Items listed in a dataset
>> START

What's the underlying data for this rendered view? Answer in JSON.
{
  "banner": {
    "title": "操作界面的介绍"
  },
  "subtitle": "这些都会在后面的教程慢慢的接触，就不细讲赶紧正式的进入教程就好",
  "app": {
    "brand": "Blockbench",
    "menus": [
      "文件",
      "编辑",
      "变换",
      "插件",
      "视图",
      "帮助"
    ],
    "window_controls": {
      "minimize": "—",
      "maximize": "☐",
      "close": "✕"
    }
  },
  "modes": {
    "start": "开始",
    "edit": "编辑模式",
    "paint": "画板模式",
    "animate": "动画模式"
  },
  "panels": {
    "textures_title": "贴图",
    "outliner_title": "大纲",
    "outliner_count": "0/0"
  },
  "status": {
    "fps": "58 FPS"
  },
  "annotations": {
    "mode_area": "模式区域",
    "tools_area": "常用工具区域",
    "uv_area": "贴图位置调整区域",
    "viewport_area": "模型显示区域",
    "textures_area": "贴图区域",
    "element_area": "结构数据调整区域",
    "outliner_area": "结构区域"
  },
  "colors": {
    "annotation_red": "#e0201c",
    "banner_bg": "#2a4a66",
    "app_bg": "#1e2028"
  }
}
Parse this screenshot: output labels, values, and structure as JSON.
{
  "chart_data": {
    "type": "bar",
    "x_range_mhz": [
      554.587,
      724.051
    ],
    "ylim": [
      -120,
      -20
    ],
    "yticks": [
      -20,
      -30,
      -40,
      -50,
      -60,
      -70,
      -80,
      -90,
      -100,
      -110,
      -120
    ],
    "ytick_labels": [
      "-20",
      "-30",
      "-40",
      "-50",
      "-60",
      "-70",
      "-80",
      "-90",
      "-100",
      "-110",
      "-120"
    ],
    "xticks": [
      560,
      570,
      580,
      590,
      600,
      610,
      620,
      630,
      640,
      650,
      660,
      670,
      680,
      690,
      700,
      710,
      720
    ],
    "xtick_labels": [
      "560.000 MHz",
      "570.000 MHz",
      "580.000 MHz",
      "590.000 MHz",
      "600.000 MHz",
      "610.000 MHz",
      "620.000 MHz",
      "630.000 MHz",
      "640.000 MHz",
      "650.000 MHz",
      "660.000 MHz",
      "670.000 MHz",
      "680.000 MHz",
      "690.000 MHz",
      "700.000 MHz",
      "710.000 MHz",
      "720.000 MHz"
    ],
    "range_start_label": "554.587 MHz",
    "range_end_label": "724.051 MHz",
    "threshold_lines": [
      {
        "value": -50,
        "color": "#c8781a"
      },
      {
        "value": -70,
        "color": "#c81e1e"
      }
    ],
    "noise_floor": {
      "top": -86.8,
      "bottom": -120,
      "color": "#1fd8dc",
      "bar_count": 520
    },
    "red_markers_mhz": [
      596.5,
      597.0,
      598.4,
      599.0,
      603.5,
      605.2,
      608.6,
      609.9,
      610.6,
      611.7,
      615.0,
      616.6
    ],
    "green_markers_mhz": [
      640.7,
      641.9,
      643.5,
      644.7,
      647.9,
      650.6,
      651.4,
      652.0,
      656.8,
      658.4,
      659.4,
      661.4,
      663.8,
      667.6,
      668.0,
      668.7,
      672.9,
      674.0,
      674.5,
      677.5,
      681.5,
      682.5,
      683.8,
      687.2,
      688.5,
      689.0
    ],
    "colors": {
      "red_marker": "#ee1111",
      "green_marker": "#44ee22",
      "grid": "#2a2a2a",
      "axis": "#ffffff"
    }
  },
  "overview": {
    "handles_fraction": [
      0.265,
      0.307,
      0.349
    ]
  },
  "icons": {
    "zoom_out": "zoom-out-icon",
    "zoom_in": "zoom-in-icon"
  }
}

>> END

Set problem
Each record above should be restated word for word.

Result for this exercise
What's the underlying data for this rendered view? Answer in JSON.
{
  "banner": {
    "title": "操作界面的介绍"
  },
  "subtitle": "这些都会在后面的教程慢慢的接触，就不细讲赶紧正式的进入教程就好",
  "app": {
    "brand": "Blockbench",
    "menus": [
      "文件",
      "编辑",
      "变换",
      "插件",
      "视图",
      "帮助"
    ],
    "window_controls": {
      "minimize": "—",
      "maximize": "☐",
      "close": "✕"
    }
  },
  "modes": {
    "start": "开始",
    "edit": "编辑模式",
    "paint": "画板模式",
    "animate": "动画模式"
  },
  "panels": {
    "textures_title": "贴图",
    "outliner_title": "大纲",
    "outliner_count": "0/0"
  },
  "status": {
    "fps": "58 FPS"
  },
  "annotations": {
    "mode_area": "模式区域",
    "tools_area": "常用工具区域",
    "uv_area": "贴图位置调整区域",
    "viewport_area": "模型显示区域",
    "textures_area": "贴图区域",
    "element_area": "结构数据调整区域",
    "outliner_area": "结构区域"
  },
  "colors": {
    "annotation_red": "#e0201c",
    "banner_bg": "#2a4a66",
    "app_bg": "#1e2028"
  }
}
Parse this screenshot: output labels, values, and structure as JSON.
{
  "chart_data": {
    "type": "bar",
    "x_range_mhz": [
      554.587,
      724.051
    ],
    "ylim": [
      -120,
      -20
    ],
    "yticks": [
      -20,
      -30,
      -40,
      -50,
      -60,
      -70,
      -80,
      -90,
      -100,
      -110,
      -120
    ],
    "ytick_labels": [
      "-20",
      "-30",
      "-40",
      "-50",
      "-60",
      "-70",
      "-80",
      "-90",
      "-100",
      "-110",
      "-120"
    ],
    "xticks": [
      560,
      570,
      580,
      590,
      600,
      610,
      620,
      630,
      640,
      650,
      660,
      670,
      680,
      690,
      700,
      710,
      720
    ],
    "xtick_labels": [
      "560.000 MHz",
      "570.000 MHz",
      "580.000 MHz",
      "590.000 MHz",
      "600.000 MHz",
      "610.000 MHz",
      "620.000 MHz",
      "630.000 MHz",
      "640.000 MHz",
      "650.000 MHz",
      "660.000 MHz",
      "670.000 MHz",
      "680.000 MHz",
      "690.000 MHz",
      "700.000 MHz",
      "710.000 MHz",
      "720.000 MHz"
    ],
    "range_start_label": "554.587 MHz",
    "range_end_label": "724.051 MHz",
    "threshold_lines": [
      {
        "value": -50,
        "color": "#c8781a"
      },
      {
        "value": -70,
        "color": "#c81e1e"
      }
    ],
    "noise_floor": {
      "top": -86.8,
      "bottom": -120,
      "color": "#1fd8dc",
      "bar_count": 520
    },
    "red_markers_mhz": [
      596.5,
      597.0,
      598.4,
      599.0,
      603.5,
      605.2,
      608.6,
      609.9,
      610.6,
      611.7,
      615.0,
      616.6
    ],
    "green_markers_mhz": [
      640.7,
      641.9,
      643.5,
      644.7,
      647.9,
      650.6,
      651.4,
      652.0,
      656.8,
      658.4,
      659.4,
      661.4,
      663.8,
      667.6,
      668.0,
      668.7,
      672.9,
      674.0,
      674.5,
      677.5,
      681.5,
      682.5,
      683.8,
      687.2,
      688.5,
      689.0
    ],
    "colors": {
      "red_marker": "#ee1111",
      "green_marker": "#44ee22",
      "grid": "#2a2a2a",
      "axis": "#ffffff"
    }
  },
  "overview": {
    "handles_fraction": [
      0.265,
      0.307,
      0.349
    ]
  },
  "icons": {
    "zoom_out": "zoom-out-icon",
    "zoom_in": "zoom-in-icon"
  }
}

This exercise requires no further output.